▶ Exercise requirements:
Show every line in the entries below where the word "indicators" appears.

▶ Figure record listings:
• • • • •
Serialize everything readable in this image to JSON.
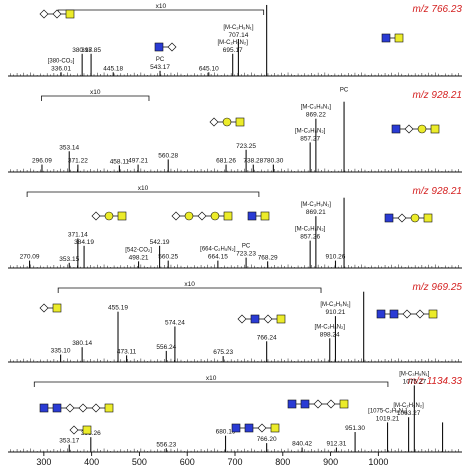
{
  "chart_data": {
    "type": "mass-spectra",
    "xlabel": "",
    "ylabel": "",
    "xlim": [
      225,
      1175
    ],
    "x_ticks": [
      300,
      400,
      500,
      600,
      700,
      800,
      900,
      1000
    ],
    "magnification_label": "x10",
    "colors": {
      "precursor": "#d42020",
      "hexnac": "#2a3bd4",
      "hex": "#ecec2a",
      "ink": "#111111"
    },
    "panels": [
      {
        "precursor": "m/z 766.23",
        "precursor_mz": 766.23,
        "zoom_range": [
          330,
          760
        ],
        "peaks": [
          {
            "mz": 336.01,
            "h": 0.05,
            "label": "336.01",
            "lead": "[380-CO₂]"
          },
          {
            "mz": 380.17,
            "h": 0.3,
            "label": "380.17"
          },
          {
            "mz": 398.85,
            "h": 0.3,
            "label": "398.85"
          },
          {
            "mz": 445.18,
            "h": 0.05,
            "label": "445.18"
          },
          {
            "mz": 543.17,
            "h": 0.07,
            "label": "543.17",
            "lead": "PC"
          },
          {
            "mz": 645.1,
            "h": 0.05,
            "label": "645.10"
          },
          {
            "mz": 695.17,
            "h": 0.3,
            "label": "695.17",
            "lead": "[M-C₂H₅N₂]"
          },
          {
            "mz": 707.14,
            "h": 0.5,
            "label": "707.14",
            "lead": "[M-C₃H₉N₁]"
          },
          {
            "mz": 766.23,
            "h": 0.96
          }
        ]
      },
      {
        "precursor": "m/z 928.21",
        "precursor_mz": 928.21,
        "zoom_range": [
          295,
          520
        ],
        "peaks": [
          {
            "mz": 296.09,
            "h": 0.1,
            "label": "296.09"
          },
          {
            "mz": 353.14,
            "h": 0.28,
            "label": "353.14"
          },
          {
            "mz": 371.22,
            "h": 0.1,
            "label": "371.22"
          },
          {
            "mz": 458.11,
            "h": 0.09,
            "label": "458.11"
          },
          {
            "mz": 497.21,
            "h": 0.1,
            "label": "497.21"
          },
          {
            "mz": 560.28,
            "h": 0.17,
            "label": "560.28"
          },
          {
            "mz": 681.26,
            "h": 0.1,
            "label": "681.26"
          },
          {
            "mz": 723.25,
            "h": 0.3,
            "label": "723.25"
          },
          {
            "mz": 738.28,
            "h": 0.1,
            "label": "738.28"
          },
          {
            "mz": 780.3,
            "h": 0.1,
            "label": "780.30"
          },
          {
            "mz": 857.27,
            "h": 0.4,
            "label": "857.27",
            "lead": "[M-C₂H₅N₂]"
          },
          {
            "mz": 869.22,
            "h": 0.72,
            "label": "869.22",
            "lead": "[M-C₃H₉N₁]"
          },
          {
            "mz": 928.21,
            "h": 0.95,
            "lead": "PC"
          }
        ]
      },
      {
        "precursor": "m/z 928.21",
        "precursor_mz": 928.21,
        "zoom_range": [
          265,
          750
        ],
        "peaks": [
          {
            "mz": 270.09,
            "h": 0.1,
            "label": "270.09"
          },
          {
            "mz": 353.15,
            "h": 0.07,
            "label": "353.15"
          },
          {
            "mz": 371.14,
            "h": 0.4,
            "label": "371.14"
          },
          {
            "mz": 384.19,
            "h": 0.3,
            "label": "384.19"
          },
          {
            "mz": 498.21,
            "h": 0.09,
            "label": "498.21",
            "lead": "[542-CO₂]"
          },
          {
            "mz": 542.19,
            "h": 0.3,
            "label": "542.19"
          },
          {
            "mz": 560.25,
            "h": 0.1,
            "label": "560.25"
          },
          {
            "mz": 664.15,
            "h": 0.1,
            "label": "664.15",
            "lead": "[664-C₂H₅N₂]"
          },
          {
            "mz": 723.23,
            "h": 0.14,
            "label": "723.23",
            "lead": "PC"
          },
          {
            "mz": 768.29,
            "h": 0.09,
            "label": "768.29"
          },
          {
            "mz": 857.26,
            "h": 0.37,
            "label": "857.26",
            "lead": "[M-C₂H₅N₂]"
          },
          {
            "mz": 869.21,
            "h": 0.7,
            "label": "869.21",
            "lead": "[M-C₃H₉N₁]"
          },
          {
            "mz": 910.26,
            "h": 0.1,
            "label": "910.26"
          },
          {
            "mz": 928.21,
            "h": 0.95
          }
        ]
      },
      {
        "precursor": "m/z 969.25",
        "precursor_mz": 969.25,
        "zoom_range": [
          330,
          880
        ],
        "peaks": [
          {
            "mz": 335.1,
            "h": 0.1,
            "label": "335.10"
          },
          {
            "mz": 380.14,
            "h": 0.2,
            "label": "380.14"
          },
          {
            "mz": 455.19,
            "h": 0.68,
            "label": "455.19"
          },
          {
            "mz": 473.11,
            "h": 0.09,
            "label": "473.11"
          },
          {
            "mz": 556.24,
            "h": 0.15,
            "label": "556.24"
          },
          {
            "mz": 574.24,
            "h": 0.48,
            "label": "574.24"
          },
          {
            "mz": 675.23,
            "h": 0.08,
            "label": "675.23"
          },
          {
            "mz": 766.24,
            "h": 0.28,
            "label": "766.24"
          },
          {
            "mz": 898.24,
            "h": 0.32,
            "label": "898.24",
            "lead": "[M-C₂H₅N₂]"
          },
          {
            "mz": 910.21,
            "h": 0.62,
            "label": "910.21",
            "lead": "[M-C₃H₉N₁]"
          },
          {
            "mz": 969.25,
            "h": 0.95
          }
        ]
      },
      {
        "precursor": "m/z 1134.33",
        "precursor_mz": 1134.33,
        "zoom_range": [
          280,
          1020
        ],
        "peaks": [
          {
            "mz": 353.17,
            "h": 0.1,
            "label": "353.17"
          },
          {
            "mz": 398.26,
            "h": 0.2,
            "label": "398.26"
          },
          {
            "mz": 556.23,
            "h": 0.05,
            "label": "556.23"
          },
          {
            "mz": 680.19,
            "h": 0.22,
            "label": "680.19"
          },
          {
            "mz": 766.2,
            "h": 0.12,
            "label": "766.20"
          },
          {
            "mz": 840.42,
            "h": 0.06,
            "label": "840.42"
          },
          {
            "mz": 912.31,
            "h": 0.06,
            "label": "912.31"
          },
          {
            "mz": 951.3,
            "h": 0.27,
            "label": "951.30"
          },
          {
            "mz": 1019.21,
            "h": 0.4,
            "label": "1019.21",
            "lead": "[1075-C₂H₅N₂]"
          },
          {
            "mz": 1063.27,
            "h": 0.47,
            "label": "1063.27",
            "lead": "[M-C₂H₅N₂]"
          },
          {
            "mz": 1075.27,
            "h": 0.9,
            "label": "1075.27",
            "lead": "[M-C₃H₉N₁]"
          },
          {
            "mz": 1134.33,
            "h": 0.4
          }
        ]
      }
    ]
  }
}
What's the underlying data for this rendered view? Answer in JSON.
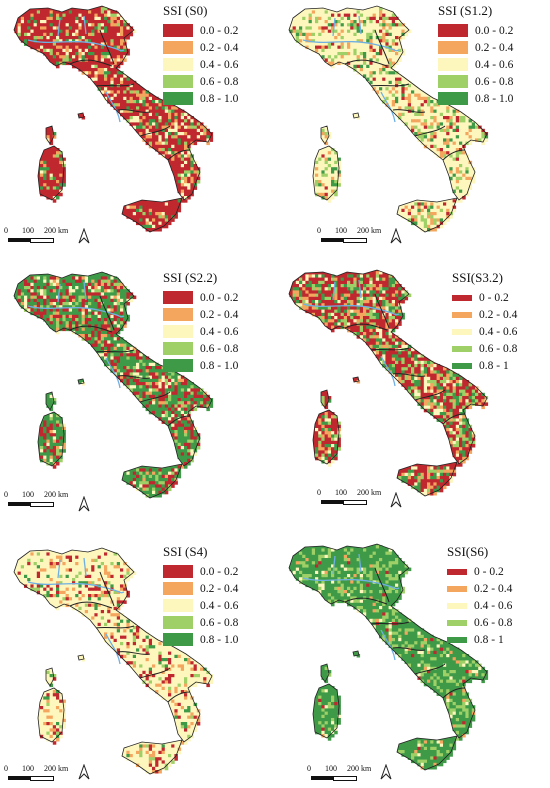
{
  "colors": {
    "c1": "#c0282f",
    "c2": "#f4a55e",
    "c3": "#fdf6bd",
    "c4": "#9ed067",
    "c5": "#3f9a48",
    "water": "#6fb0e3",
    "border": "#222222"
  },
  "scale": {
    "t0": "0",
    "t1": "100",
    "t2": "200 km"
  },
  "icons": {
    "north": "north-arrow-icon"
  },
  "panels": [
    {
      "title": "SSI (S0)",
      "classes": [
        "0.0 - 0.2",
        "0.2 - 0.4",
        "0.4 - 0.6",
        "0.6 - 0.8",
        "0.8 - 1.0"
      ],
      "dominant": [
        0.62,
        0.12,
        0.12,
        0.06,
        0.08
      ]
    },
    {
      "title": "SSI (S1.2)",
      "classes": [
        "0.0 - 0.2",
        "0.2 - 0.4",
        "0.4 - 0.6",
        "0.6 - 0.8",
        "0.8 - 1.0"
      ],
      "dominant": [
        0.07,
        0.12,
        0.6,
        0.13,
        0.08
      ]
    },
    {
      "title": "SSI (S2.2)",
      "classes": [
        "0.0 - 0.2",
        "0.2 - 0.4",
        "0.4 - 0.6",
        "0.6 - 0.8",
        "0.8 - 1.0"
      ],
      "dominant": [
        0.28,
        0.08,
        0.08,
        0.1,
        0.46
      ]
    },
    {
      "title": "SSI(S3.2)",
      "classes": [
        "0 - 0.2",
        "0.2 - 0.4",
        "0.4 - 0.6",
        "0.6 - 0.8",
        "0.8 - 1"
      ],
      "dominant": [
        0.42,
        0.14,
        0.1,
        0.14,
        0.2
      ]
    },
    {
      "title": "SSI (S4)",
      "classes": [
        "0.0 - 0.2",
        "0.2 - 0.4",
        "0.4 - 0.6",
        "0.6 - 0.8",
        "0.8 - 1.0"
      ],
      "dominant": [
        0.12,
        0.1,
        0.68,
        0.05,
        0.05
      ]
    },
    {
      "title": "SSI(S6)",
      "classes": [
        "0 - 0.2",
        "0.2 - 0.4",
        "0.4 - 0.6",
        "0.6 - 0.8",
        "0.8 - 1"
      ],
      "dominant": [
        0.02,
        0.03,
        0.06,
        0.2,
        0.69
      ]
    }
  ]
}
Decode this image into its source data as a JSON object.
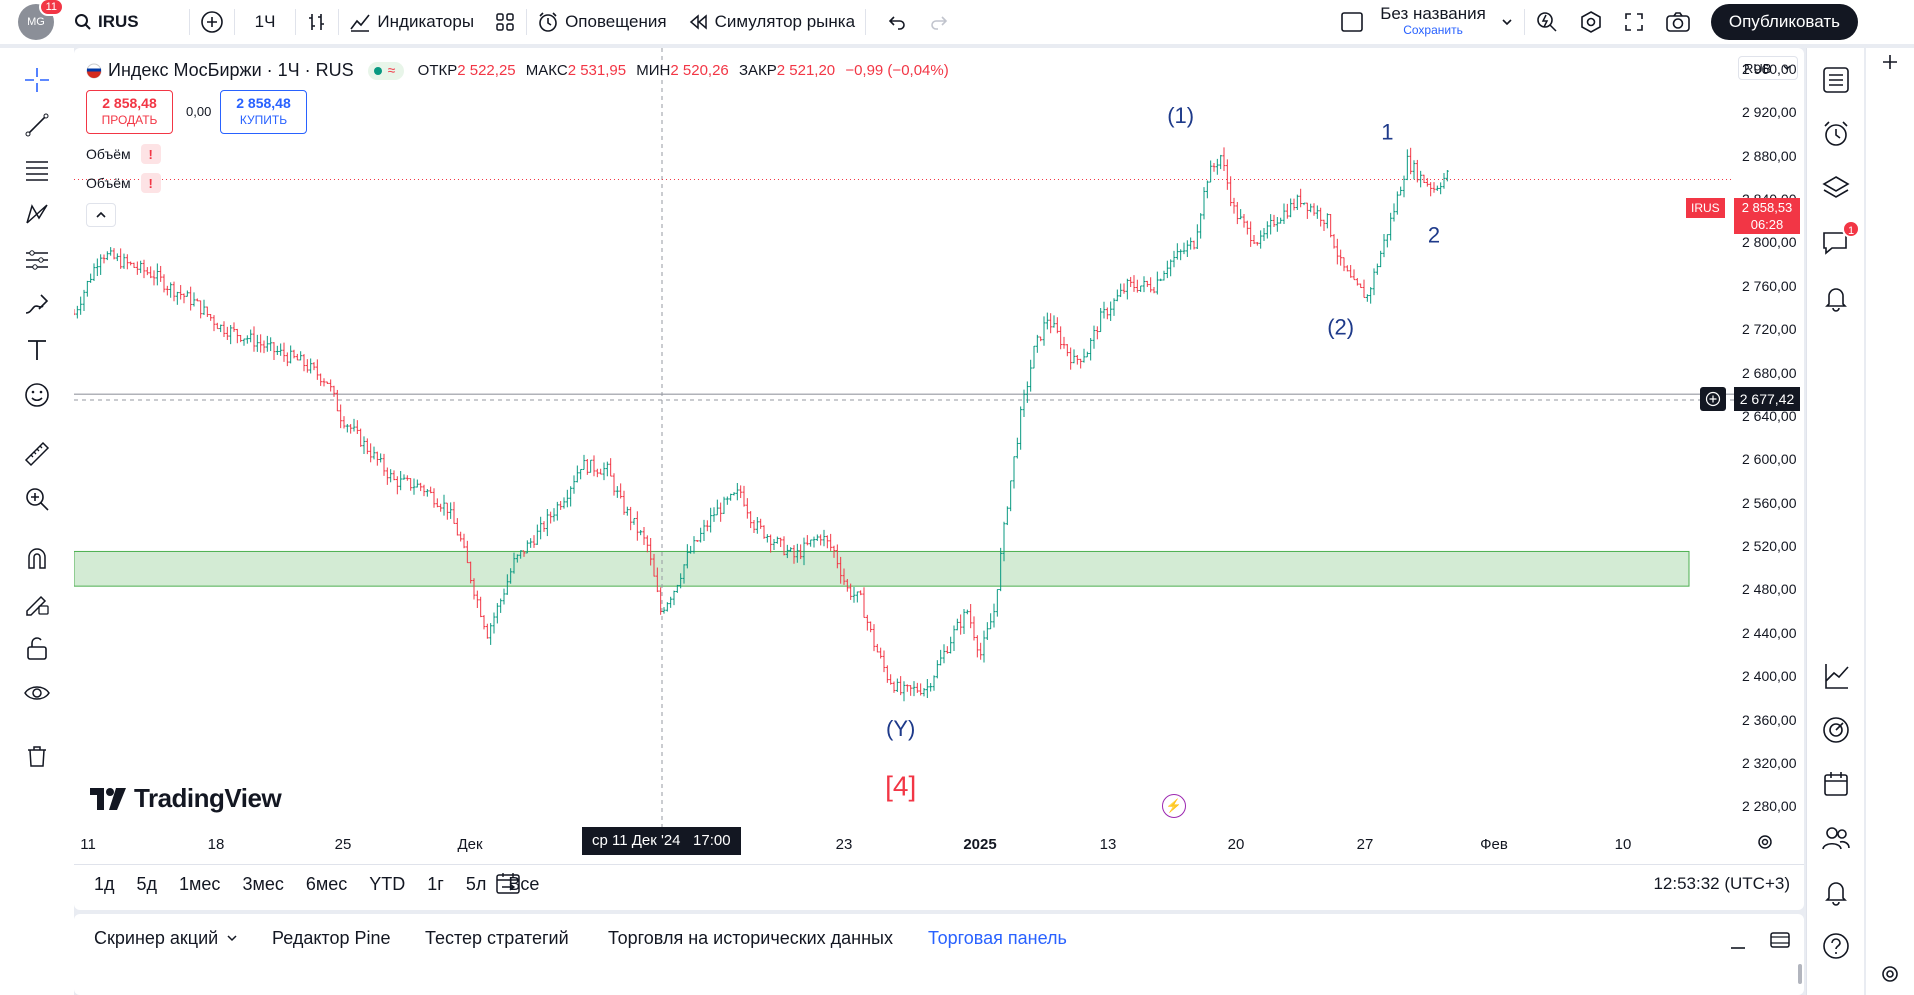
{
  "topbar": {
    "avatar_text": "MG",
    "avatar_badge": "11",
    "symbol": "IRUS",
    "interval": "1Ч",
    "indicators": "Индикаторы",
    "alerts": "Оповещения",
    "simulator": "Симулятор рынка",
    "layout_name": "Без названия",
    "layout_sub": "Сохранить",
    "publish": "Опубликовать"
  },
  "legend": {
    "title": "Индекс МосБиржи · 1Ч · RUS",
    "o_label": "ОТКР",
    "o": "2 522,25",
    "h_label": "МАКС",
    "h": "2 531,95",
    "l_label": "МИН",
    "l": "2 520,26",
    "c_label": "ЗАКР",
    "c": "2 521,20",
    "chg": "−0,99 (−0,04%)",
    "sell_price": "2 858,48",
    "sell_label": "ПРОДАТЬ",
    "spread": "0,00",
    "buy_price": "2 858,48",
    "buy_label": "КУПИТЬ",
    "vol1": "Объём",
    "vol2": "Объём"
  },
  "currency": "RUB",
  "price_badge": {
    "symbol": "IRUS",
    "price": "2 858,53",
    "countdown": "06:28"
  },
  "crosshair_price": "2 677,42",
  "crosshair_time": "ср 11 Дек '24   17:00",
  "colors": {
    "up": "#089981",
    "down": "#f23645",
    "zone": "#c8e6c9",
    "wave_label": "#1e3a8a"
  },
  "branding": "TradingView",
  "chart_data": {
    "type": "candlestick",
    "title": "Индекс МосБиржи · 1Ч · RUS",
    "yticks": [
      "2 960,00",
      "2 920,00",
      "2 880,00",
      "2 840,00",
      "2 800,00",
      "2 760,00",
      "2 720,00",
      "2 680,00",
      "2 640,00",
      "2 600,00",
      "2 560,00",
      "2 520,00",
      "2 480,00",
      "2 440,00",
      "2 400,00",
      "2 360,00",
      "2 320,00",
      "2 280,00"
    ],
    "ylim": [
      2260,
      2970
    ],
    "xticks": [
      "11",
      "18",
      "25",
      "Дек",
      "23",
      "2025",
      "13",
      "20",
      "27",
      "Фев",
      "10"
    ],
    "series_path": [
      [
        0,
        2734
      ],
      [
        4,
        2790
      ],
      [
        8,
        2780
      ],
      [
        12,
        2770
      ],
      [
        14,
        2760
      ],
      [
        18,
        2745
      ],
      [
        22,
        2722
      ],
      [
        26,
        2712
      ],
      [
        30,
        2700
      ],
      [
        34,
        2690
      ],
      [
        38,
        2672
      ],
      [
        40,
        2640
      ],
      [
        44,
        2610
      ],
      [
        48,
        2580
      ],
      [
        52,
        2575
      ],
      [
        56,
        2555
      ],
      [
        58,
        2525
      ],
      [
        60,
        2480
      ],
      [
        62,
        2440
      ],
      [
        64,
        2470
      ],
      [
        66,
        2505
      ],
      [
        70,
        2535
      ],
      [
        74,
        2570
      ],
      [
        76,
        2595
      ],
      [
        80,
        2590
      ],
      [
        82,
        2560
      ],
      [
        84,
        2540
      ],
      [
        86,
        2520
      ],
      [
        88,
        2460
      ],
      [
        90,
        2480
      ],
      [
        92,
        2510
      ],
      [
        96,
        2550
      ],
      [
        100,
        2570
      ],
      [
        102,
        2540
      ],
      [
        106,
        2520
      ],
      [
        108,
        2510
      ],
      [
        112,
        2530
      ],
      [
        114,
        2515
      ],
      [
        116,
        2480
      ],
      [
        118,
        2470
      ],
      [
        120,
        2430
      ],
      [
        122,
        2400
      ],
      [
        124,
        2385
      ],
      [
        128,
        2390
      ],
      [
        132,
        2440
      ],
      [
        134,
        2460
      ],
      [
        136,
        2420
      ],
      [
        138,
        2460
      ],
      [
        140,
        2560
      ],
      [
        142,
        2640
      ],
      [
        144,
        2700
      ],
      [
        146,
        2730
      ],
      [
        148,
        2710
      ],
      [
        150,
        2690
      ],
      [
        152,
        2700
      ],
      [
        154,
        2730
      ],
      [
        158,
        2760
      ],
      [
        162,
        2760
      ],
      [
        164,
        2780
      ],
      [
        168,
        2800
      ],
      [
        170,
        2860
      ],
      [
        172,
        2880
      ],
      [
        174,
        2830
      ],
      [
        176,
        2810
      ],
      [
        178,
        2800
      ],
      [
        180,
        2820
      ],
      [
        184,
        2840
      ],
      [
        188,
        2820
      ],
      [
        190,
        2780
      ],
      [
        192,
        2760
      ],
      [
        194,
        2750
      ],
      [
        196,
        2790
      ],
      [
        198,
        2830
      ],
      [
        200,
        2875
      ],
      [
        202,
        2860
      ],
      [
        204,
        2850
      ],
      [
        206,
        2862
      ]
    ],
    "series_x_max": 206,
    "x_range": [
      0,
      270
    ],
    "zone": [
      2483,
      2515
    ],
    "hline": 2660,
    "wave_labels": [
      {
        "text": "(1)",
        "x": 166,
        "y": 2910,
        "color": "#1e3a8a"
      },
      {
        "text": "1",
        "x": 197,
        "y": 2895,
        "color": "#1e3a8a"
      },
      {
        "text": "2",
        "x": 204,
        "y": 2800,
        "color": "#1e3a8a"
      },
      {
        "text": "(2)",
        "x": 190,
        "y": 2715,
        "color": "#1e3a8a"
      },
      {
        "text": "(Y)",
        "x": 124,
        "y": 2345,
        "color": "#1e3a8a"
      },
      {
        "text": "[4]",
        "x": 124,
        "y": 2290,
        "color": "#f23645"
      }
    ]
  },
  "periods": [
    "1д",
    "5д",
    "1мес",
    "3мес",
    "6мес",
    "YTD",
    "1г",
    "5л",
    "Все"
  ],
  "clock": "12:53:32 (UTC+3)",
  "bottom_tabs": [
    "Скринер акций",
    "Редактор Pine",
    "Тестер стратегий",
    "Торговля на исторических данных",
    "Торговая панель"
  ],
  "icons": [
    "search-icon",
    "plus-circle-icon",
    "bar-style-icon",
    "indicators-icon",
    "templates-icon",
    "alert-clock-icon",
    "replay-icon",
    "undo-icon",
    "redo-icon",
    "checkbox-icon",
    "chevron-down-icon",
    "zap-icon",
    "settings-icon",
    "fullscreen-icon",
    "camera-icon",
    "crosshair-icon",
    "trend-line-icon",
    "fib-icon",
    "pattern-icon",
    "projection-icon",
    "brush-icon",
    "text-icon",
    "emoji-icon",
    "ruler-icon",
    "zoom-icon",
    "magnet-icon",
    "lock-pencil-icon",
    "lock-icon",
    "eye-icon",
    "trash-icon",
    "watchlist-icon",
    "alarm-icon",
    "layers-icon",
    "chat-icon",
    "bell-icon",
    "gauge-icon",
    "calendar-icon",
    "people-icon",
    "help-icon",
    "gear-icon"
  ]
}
• • • • •
▶ Response to this exercise:
    "indicators": "Индикаторы",
    "indicators-icon",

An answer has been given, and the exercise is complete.